** Begin Material shown **

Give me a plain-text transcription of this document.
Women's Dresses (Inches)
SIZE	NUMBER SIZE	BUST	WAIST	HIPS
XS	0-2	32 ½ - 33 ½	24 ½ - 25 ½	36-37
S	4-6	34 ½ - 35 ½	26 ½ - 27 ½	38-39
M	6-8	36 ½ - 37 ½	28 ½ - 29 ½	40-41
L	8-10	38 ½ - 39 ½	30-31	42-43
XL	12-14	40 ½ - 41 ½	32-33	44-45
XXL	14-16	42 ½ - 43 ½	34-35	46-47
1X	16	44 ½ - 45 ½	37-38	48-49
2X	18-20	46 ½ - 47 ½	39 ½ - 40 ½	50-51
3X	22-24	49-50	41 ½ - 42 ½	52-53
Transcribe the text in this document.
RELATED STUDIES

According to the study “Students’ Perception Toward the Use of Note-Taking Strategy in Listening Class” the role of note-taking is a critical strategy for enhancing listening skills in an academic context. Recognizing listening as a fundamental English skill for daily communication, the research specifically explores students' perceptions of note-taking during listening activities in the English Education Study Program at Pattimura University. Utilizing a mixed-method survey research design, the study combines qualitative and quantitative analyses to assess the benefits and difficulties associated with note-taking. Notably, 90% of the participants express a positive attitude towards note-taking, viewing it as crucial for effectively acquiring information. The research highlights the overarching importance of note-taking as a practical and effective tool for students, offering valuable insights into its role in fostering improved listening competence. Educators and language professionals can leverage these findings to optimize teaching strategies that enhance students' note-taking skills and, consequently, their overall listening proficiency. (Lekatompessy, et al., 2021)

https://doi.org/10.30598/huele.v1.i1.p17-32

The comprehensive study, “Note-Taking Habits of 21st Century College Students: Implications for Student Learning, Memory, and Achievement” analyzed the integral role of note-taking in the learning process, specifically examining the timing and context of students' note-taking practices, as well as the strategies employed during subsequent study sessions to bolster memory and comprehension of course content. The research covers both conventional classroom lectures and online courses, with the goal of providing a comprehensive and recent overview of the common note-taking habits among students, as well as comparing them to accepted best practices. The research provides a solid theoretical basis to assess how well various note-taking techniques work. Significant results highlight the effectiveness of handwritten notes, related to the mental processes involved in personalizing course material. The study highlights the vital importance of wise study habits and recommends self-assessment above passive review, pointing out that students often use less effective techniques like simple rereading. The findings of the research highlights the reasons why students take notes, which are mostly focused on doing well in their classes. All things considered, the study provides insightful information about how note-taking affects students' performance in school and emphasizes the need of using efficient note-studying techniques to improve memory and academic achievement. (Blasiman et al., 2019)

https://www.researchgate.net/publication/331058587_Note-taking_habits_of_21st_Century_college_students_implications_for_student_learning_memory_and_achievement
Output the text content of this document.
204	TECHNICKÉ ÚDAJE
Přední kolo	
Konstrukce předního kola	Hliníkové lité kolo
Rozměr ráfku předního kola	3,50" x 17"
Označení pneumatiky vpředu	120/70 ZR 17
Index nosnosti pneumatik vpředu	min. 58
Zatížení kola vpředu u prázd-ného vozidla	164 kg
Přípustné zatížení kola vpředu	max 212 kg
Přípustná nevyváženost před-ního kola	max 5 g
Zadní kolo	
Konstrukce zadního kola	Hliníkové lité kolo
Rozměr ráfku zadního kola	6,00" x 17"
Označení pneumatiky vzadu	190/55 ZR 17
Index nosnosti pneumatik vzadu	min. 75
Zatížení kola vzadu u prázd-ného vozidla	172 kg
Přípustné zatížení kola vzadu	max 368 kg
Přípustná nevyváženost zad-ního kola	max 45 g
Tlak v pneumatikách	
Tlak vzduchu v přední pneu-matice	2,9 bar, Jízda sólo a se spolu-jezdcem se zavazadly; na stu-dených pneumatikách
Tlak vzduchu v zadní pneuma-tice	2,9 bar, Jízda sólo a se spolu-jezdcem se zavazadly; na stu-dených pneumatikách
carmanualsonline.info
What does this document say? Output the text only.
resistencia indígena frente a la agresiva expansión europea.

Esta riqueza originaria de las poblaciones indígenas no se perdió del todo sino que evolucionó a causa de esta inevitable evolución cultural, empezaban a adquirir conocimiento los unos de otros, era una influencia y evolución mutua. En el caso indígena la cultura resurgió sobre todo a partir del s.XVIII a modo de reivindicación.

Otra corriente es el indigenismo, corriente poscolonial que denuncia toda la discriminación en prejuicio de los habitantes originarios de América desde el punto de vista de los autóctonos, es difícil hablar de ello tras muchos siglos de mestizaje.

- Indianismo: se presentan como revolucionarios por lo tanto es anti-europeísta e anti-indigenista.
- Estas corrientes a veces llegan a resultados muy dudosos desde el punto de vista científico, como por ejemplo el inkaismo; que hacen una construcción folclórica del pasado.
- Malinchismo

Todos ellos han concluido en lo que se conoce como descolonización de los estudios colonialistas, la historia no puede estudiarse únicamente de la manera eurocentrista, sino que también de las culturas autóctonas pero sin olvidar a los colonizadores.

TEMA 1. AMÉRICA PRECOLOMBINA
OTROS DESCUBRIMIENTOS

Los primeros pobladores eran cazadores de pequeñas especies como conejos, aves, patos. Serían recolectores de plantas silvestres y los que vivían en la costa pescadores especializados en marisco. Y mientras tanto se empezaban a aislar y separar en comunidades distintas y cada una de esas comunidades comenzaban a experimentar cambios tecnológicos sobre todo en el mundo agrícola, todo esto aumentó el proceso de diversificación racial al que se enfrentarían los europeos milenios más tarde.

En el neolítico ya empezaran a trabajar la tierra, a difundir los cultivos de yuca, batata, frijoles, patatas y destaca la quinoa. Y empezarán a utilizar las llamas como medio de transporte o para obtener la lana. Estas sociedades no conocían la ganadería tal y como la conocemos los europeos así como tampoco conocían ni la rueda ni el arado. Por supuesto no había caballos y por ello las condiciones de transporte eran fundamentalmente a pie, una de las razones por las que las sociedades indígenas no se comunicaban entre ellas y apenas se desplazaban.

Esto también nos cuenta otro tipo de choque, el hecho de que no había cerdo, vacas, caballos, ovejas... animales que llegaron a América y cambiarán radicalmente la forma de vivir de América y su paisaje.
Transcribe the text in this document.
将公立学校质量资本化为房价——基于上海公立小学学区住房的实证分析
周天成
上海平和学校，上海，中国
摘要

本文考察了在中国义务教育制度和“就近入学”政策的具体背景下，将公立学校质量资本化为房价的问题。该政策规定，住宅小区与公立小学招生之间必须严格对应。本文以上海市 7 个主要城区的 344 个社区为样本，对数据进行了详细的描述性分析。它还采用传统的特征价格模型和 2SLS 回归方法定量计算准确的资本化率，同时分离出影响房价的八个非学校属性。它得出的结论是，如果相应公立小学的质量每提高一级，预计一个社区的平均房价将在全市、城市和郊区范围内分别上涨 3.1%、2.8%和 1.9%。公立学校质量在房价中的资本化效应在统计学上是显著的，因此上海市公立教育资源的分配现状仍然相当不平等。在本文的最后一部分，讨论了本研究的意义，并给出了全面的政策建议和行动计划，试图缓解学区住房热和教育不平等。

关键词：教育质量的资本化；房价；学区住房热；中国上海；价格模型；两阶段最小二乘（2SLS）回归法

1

** End Material shown **

* [Stated task]:
Retype every entry word for word.

* [Reply]:
Give me a plain-text transcription of this document.
Women's Dresses (Inches)
SIZE	NUMBER SIZE	BUST	WAIST	HIPS
XS	0-2	32 ½ - 33 ½	24 ½ - 25 ½	36-37
S	4-6	34 ½ - 35 ½	26 ½ - 27 ½	38-39
M	6-8	36 ½ - 37 ½	28 ½ - 29 ½	40-41
L	8-10	38 ½ - 39 ½	30-31	42-43
XL	12-14	40 ½ - 41 ½	32-33	44-45
XXL	14-16	42 ½ - 43 ½	34-35	46-47
1X	16	44 ½ - 45 ½	37-38	48-49
2X	18-20	46 ½ - 47 ½	39 ½ - 40 ½	50-51
3X	22-24	49-50	41 ½ - 42 ½	52-53
Transcribe the text in this document.
RELATED STUDIES

According to the study “Students’ Perception Toward the Use of Note-Taking Strategy in Listening Class” the role of note-taking is a critical strategy for enhancing listening skills in an academic context. Recognizing listening as a fundamental English skill for daily communication, the research specifically explores students' perceptions of note-taking during listening activities in the English Education Study Program at Pattimura University. Utilizing a mixed-method survey research design, the study combines qualitative and quantitative analyses to assess the benefits and difficulties associated with note-taking. Notably, 90% of the participants express a positive attitude towards note-taking, viewing it as crucial for effectively acquiring information. The research highlights the overarching importance of note-taking as a practical and effective tool for students, offering valuable insights into its role in fostering improved listening competence. Educators and language professionals can leverage these findings to optimize teaching strategies that enhance students' note-taking skills and, consequently, their overall listening proficiency. (Lekatompessy, et al., 2021)

https://doi.org/10.30598/huele.v1.i1.p17-32

The comprehensive study, “Note-Taking Habits of 21st Century College Students: Implications for Student Learning, Memory, and Achievement” analyzed the integral role of note-taking in the learning process, specifically examining the timing and context of students' note-taking practices, as well as the strategies employed during subsequent study sessions to bolster memory and comprehension of course content. The research covers both conventional classroom lectures and online courses, with the goal of providing a comprehensive and recent overview of the common note-taking habits among students, as well as comparing them to accepted best practices. The research provides a solid theoretical basis to assess how well various note-taking techniques work. Significant results highlight the effectiveness of handwritten notes, related to the mental processes involved in personalizing course material. The study highlights the vital importance of wise study habits and recommends self-assessment above passive review, pointing out that students often use less effective techniques like simple rereading. The findings of the research highlights the reasons why students take notes, which are mostly focused on doing well in their classes. All things considered, the study provides insightful information about how note-taking affects students' performance in school and emphasizes the need of using efficient note-studying techniques to improve memory and academic achievement. (Blasiman et al., 2019)

https://www.researchgate.net/publication/331058587_Note-taking_habits_of_21st_Century_college_students_implications_for_student_learning_memory_and_achievement
Output the text content of this document.
204	TECHNICKÉ ÚDAJE
Přední kolo	
Konstrukce předního kola	Hliníkové lité kolo
Rozměr ráfku předního kola	3,50" x 17"
Označení pneumatiky vpředu	120/70 ZR 17
Index nosnosti pneumatik vpředu	min. 58
Zatížení kola vpředu u prázd-ného vozidla	164 kg
Přípustné zatížení kola vpředu	max 212 kg
Přípustná nevyváženost před-ního kola	max 5 g
Zadní kolo	
Konstrukce zadního kola	Hliníkové lité kolo
Rozměr ráfku zadního kola	6,00" x 17"
Označení pneumatiky vzadu	190/55 ZR 17
Index nosnosti pneumatik vzadu	min. 75
Zatížení kola vzadu u prázd-ného vozidla	172 kg
Přípustné zatížení kola vzadu	max 368 kg
Přípustná nevyváženost zad-ního kola	max 45 g
Tlak v pneumatikách	
Tlak vzduchu v přední pneu-matice	2,9 bar, Jízda sólo a se spolu-jezdcem se zavazadly; na stu-dených pneumatikách
Tlak vzduchu v zadní pneuma-tice	2,9 bar, Jízda sólo a se spolu-jezdcem se zavazadly; na stu-dených pneumatikách
carmanualsonline.info
What does this document say? Output the text only.
resistencia indígena frente a la agresiva expansión europea.

Esta riqueza originaria de las poblaciones indígenas no se perdió del todo sino que evolucionó a causa de esta inevitable evolución cultural, empezaban a adquirir conocimiento los unos de otros, era una influencia y evolución mutua. En el caso indígena la cultura resurgió sobre todo a partir del s.XVIII a modo de reivindicación.

Otra corriente es el indigenismo, corriente poscolonial que denuncia toda la discriminación en prejuicio de los habitantes originarios de América desde el punto de vista de los autóctonos, es difícil hablar de ello tras muchos siglos de mestizaje.

- Indianismo: se presentan como revolucionarios por lo tanto es anti-europeísta e anti-indigenista.
- Estas corrientes a veces llegan a resultados muy dudosos desde el punto de vista científico, como por ejemplo el inkaismo; que hacen una construcción folclórica del pasado.
- Malinchismo

Todos ellos han concluido en lo que se conoce como descolonización de los estudios colonialistas, la historia no puede estudiarse únicamente de la manera eurocentrista, sino que también de las culturas autóctonas pero sin olvidar a los colonizadores.

TEMA 1. AMÉRICA PRECOLOMBINA
OTROS DESCUBRIMIENTOS

Los primeros pobladores eran cazadores de pequeñas especies como conejos, aves, patos. Serían recolectores de plantas silvestres y los que vivían en la costa pescadores especializados en marisco. Y mientras tanto se empezaban a aislar y separar en comunidades distintas y cada una de esas comunidades comenzaban a experimentar cambios tecnológicos sobre todo en el mundo agrícola, todo esto aumentó el proceso de diversificación racial al que se enfrentarían los europeos milenios más tarde.

En el neolítico ya empezaran a trabajar la tierra, a difundir los cultivos de yuca, batata, frijoles, patatas y destaca la quinoa. Y empezarán a utilizar las llamas como medio de transporte o para obtener la lana. Estas sociedades no conocían la ganadería tal y como la conocemos los europeos así como tampoco conocían ni la rueda ni el arado. Por supuesto no había caballos y por ello las condiciones de transporte eran fundamentalmente a pie, una de las razones por las que las sociedades indígenas no se comunicaban entre ellas y apenas se desplazaban.

Esto también nos cuenta otro tipo de choque, el hecho de que no había cerdo, vacas, caballos, ovejas... animales que llegaron a América y cambiarán radicalmente la forma de vivir de América y su paisaje.
Transcribe the text in this document.
将公立学校质量资本化为房价——基于上海公立小学学区住房的实证分析
周天成
上海平和学校，上海，中国
摘要

本文考察了在中国义务教育制度和“就近入学”政策的具体背景下，将公立学校质量资本化为房价的问题。该政策规定，住宅小区与公立小学招生之间必须严格对应。本文以上海市 7 个主要城区的 344 个社区为样本，对数据进行了详细的描述性分析。它还采用传统的特征价格模型和 2SLS 回归方法定量计算准确的资本化率，同时分离出影响房价的八个非学校属性。它得出的结论是，如果相应公立小学的质量每提高一级，预计一个社区的平均房价将在全市、城市和郊区范围内分别上涨 3.1%、2.8%和 1.9%。公立学校质量在房价中的资本化效应在统计学上是显著的，因此上海市公立教育资源的分配现状仍然相当不平等。在本文的最后一部分，讨论了本研究的意义，并给出了全面的政策建议和行动计划，试图缓解学区住房热和教育不平等。

关键词：教育质量的资本化；房价；学区住房热；中国上海；价格模型；两阶段最小二乘（2SLS）回归法

1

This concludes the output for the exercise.